** Source material **
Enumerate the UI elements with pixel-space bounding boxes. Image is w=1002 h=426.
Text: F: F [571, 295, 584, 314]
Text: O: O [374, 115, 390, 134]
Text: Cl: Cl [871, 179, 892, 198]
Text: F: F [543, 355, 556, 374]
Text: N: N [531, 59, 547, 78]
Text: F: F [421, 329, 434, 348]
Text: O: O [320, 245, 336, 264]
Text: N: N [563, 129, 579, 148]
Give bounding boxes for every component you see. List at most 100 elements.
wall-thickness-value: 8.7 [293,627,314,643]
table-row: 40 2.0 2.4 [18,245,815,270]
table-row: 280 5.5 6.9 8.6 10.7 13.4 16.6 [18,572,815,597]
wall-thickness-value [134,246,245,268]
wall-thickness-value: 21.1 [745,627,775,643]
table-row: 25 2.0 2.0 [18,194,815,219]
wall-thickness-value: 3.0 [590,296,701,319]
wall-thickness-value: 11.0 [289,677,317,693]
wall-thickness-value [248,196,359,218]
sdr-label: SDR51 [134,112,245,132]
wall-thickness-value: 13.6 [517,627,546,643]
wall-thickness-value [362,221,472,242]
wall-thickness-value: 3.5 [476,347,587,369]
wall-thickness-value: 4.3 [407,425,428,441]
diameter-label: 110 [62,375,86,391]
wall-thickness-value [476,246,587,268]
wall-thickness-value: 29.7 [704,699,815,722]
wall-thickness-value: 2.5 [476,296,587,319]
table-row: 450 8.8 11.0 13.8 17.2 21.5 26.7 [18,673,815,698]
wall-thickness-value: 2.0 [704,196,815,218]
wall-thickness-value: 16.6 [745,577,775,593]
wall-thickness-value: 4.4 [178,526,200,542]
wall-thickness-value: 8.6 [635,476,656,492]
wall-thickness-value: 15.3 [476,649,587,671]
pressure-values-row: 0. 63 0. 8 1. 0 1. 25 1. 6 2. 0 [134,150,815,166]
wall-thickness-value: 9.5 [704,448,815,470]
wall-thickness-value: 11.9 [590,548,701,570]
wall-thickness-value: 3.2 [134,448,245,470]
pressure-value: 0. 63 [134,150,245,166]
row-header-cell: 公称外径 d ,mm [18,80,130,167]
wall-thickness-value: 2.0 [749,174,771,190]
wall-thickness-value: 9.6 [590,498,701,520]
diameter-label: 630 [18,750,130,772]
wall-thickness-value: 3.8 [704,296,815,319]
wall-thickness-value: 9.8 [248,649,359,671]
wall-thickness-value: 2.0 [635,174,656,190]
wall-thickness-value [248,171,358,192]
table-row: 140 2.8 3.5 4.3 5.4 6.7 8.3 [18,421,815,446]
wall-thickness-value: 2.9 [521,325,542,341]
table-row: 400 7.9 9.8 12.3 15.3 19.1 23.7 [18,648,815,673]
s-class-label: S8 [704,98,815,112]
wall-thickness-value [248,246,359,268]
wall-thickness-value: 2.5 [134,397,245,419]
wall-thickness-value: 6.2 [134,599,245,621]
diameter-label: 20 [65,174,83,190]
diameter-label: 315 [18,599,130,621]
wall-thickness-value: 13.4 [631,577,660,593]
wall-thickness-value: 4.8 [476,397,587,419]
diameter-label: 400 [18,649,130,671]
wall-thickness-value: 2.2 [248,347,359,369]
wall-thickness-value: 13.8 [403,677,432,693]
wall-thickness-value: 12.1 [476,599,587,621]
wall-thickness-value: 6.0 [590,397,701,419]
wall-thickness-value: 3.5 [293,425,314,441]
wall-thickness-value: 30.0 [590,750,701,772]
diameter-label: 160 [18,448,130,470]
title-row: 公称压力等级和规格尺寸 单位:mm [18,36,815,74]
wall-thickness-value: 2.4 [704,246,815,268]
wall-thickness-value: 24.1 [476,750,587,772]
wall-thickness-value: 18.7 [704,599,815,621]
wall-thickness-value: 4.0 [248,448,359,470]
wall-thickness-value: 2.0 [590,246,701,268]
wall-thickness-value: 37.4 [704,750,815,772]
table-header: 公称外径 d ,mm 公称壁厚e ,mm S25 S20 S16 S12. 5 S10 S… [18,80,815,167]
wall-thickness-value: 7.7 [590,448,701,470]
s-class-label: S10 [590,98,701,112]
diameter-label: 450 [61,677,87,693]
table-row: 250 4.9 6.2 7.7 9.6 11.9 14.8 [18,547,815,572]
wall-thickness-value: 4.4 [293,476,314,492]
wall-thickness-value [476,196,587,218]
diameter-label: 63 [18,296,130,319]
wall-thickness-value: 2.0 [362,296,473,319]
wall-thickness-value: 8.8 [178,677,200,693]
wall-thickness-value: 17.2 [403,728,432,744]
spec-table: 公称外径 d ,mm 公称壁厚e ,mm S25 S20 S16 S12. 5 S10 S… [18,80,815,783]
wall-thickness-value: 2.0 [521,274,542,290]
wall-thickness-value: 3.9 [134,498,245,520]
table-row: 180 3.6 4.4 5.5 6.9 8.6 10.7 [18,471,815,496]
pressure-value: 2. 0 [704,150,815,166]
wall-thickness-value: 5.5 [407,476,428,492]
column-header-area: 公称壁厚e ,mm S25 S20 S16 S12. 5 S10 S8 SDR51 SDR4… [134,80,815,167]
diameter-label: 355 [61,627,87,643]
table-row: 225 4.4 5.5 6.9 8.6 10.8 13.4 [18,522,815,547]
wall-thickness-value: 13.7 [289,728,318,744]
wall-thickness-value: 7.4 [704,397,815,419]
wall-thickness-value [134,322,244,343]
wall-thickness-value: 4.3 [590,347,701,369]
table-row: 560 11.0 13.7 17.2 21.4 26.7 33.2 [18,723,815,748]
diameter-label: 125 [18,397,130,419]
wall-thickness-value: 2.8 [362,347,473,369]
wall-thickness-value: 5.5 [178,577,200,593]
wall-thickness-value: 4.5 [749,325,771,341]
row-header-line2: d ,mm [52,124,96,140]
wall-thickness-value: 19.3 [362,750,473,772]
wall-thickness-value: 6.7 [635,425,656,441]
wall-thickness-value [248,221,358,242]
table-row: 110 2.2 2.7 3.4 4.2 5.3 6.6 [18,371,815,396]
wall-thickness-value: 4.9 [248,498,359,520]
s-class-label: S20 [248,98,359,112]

** Directions **
Render the records above as a Markdown table with the columns Row and Line: one numbered row for each line, with blank lines left out.

** Task result **
| Row | Line |
|---|---|
| 1 | Enumerate the UI elements with pixel-space bounding boxes. Image is w=1002 h=426. |
| 2 | Text: F: F [571, 295, 584, 314] |
| 3 | Text: O: O [374, 115, 390, 134] |
| 4 | Text: Cl: Cl [871, 179, 892, 198] |
| 5 | Text: F: F [543, 355, 556, 374] |
| 6 | Text: N: N [531, 59, 547, 78] |
| 7 | Text: F: F [421, 329, 434, 348] |
| 8 | Text: O: O [320, 245, 336, 264] |
| 9 | Text: N: N [563, 129, 579, 148] |
| 10 | Give bounding boxes for every component you see. List at most 100 elements. |
| 11 | wall-thickness-value: 8.7 [293,627,314,643] |
| 12 | table-row: 40 2.0 2.4 [18,245,815,270] |
| 13 | table-row: 280 5.5 6.9 8.6 10.7 13.4 16.6 [18,572,815,597] |
| 14 | wall-thickness-value [134,246,245,268] |
| 15 | wall-thickness-value: 21.1 [745,627,775,643] |
| 16 | table-row: 25 2.0 2.0 [18,194,815,219] |
| 17 | wall-thickness-value: 3.0 [590,296,701,319] |
| 18 | wall-thickness-value: 11.0 [289,677,317,693] |
| 19 | wall-thickness-value [248,196,359,218] |
| 20 | sdr-label: SDR51 [134,112,245,132] |
| 21 | wall-thickness-value: 13.6 [517,627,546,643] |
| 22 | wall-thickness-value [362,221,472,242] |
| 23 | wall-thickness-value: 3.5 [476,347,587,369] |
| 24 | wall-thickness-value: 4.3 [407,425,428,441] |
| 25 | diameter-label: 110 [62,375,86,391] |
| 26 | wall-thickness-value [476,246,587,268] |
| 27 | wall-thickness-value: 29.7 [704,699,815,722] |
| 28 | wall-thickness-value: 2.5 [476,296,587,319] |
| 29 | table-row: 450 8.8 11.0 13.8 17.2 21.5 26.7 [18,673,815,698] |
| 30 | wall-thickness-value: 2.0 [704,196,815,218] |
| 31 | wall-thickness-value: 16.6 [745,577,775,593] |
| 32 | wall-thickness-value: 4.4 [178,526,200,542] |
| 33 | wall-thickness-value: 8.6 [635,476,656,492] |
| 34 | wall-thickness-value: 15.3 [476,649,587,671] |
| 35 | pressure-values-row: 0. 63 0. 8 1. 0 1. 25 1. 6 2. 0 [134,150,815,166] |
| 36 | wall-thickness-value: 9.5 [704,448,815,470] |
| 37 | wall-thickness-value: 11.9 [590,548,701,570] |
| 38 | wall-thickness-value: 3.2 [134,448,245,470] |
| 39 | pressure-value: 0. 63 [134,150,245,166] |
| 40 | row-header-cell: 公称外径 d ,mm [18,80,130,167] |
| 41 | wall-thickness-value: 2.0 [749,174,771,190] |
| 42 | wall-thickness-value: 9.6 [590,498,701,520] |
| 43 | diameter-label: 630 [18,750,130,772] |
| 44 | wall-thickness-value: 3.8 [704,296,815,319] |
| 45 | wall-thickness-value: 9.8 [248,649,359,671] |
| 46 | wall-thickness-value: 2.0 [635,174,656,190] |
| 47 | wall-thickness-value [248,171,358,192] |
| 48 | table-row: 140 2.8 3.5 4.3 5.4 6.7 8.3 [18,421,815,446] |
| 49 | wall-thickness-value: 2.9 [521,325,542,341] |
| 50 | table-row: 400 7.9 9.8 12.3 15.3 19.1 23.7 [18,648,815,673] |
| 51 | s-class-label: S8 [704,98,815,112] |
| 52 | wall-thickness-value [248,246,359,268] |
| 53 | wall-thickness-value: 2.5 [134,397,245,419] |
| 54 | wall-thickness-value: 6.2 [134,599,245,621] |
| 55 | diameter-label: 20 [65,174,83,190] |
| 56 | diameter-label: 315 [18,599,130,621] |
| 57 | wall-thickness-value: 13.4 [631,577,660,593] |
| 58 | wall-thickness-value: 4.8 [476,397,587,419] |
| 59 | diameter-label: 400 [18,649,130,671] |
| 60 | wall-thickness-value: 2.2 [248,347,359,369] |
| 61 | wall-thickness-value: 13.8 [403,677,432,693] |
| 62 | wall-thickness-value: 12.1 [476,599,587,621] |
| 63 | wall-thickness-value: 6.0 [590,397,701,419] |
| 64 | wall-thickness-value: 3.5 [293,425,314,441] |
| 65 | wall-thickness-value: 30.0 [590,750,701,772] |
| 66 | diameter-label: 160 [18,448,130,470] |
| 67 | title-row: 公称压力等级和规格尺寸 单位:mm [18,36,815,74] |
| 68 | wall-thickness-value: 2.4 [704,246,815,268] |
| 69 | wall-thickness-value: 24.1 [476,750,587,772] |
| 70 | wall-thickness-value: 18.7 [704,599,815,621] |
| 71 | wall-thickness-value: 4.0 [248,448,359,470] |
| 72 | wall-thickness-value: 2.0 [590,246,701,268] |
| 73 | wall-thickness-value: 37.4 [704,750,815,772] |
| 74 | table-header: 公称外径 d ,mm 公称壁厚e ,mm S25 S20 S16 S12. 5 S10 S… [18,80,815,167] |
| 75 | wall-thickness-value: 7.7 [590,448,701,470] |
| 76 | s-class-label: S10 [590,98,701,112] |
| 77 | diameter-label: 450 [61,677,87,693] |
| 78 | table-row: 250 4.9 6.2 7.7 9.6 11.9 14.8 [18,547,815,572] |
| 79 | wall-thickness-value: 4.4 [293,476,314,492] |
| 80 | wall-thickness-value [476,196,587,218] |
| 81 | diameter-label: 63 [18,296,130,319] |
| 82 | wall-thickness-value: 2.0 [362,296,473,319] |
| 83 | wall-thickness-value: 8.8 [178,677,200,693] |
| 84 | wall-thickness-value: 17.2 [403,728,432,744] |
| 85 | spec-table: 公称外径 d ,mm 公称壁厚e ,mm S25 S20 S16 S12. 5 S10 S… [18,80,815,783] |
| 86 | wall-thickness-value: 2.0 [521,274,542,290] |
| 87 | wall-thickness-value: 3.9 [134,498,245,520] |
| 88 | table-row: 180 3.6 4.4 5.5 6.9 8.6 10.7 [18,471,815,496] |
| 89 | pressure-value: 2. 0 [704,150,815,166] |
| 90 | wall-thickness-value: 5.5 [407,476,428,492] |
| 91 | column-header-area: 公称壁厚e ,mm S25 S20 S16 S12. 5 S10 S8 SDR51 SDR4… [134,80,815,167] |
| 92 | diameter-label: 355 [61,627,87,643] |
| 93 | table-row: 225 4.4 5.5 6.9 8.6 10.8 13.4 [18,522,815,547] |
| 94 | wall-thickness-value: 13.7 [289,728,318,744] |
| 95 | wall-thickness-value: 7.4 [704,397,815,419] |
| 96 | wall-thickness-value [134,322,244,343] |
| 97 | wall-thickness-value: 4.3 [590,347,701,369] |
| 98 | table-row: 560 11.0 13.7 17.2 21.4 26.7 33.2 [18,723,815,748] |
| 99 | diameter-label: 125 [18,397,130,419] |
| 100 | wall-thickness-value: 2.8 [362,347,473,369] |
| 101 | wall-thickness-value: 5.5 [178,577,200,593] |
| 102 | wall-thickness-value: 4.5 [749,325,771,341] |
| 103 | row-header-line2: d ,mm [52,124,96,140] |
| 104 | wall-thickness-value: 19.3 [362,750,473,772] |
| 105 | wall-thickness-value: 6.7 [635,425,656,441] |
| 106 | wall-thickness-value [248,221,358,242] |
| 107 | table-row: 110 2.2 2.7 3.4 4.2 5.3 6.6 [18,371,815,396] |
| 108 | wall-thickness-value: 4.9 [248,498,359,520] |
| 109 | s-class-label: S20 [248,98,359,112] |